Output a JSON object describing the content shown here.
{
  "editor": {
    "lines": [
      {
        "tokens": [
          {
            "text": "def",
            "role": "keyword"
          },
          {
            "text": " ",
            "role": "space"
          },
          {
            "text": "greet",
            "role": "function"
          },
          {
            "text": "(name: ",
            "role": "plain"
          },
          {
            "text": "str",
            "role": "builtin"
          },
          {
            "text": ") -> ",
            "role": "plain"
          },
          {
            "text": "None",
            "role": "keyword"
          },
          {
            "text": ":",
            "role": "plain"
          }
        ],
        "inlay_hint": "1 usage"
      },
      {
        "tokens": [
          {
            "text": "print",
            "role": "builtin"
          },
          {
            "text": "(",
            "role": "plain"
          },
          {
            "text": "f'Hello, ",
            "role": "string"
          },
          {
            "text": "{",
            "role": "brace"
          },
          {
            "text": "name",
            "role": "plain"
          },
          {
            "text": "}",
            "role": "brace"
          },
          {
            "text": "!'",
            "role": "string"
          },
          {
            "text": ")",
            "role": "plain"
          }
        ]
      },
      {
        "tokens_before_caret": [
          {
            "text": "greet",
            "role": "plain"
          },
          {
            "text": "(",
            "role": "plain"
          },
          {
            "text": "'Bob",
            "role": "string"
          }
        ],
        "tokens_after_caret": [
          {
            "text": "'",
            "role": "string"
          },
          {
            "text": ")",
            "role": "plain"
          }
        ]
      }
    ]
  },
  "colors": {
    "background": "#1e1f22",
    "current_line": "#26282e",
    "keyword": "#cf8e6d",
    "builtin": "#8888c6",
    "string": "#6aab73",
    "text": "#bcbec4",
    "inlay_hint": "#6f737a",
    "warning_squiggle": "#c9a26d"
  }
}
*****
→ Exercise task:
Reproduce all data above, unchanged.

→ Written response:
Output a JSON object describing the content shown here.
{
  "editor": {
    "lines": [
      {
        "tokens": [
          {
            "text": "def",
            "role": "keyword"
          },
          {
            "text": " ",
            "role": "space"
          },
          {
            "text": "greet",
            "role": "function"
          },
          {
            "text": "(name: ",
            "role": "plain"
          },
          {
            "text": "str",
            "role": "builtin"
          },
          {
            "text": ") -> ",
            "role": "plain"
          },
          {
            "text": "None",
            "role": "keyword"
          },
          {
            "text": ":",
            "role": "plain"
          }
        ],
        "inlay_hint": "1 usage"
      },
      {
        "tokens": [
          {
            "text": "print",
            "role": "builtin"
          },
          {
            "text": "(",
            "role": "plain"
          },
          {
            "text": "f'Hello, ",
            "role": "string"
          },
          {
            "text": "{",
            "role": "brace"
          },
          {
            "text": "name",
            "role": "plain"
          },
          {
            "text": "}",
            "role": "brace"
          },
          {
            "text": "!'",
            "role": "string"
          },
          {
            "text": ")",
            "role": "plain"
          }
        ]
      },
      {
        "tokens_before_caret": [
          {
            "text": "greet",
            "role": "plain"
          },
          {
            "text": "(",
            "role": "plain"
          },
          {
            "text": "'Bob",
            "role": "string"
          }
        ],
        "tokens_after_caret": [
          {
            "text": "'",
            "role": "string"
          },
          {
            "text": ")",
            "role": "plain"
          }
        ]
      }
    ]
  },
  "colors": {
    "background": "#1e1f22",
    "current_line": "#26282e",
    "keyword": "#cf8e6d",
    "builtin": "#8888c6",
    "string": "#6aab73",
    "text": "#bcbec4",
    "inlay_hint": "#6f737a",
    "warning_squiggle": "#c9a26d"
  }
}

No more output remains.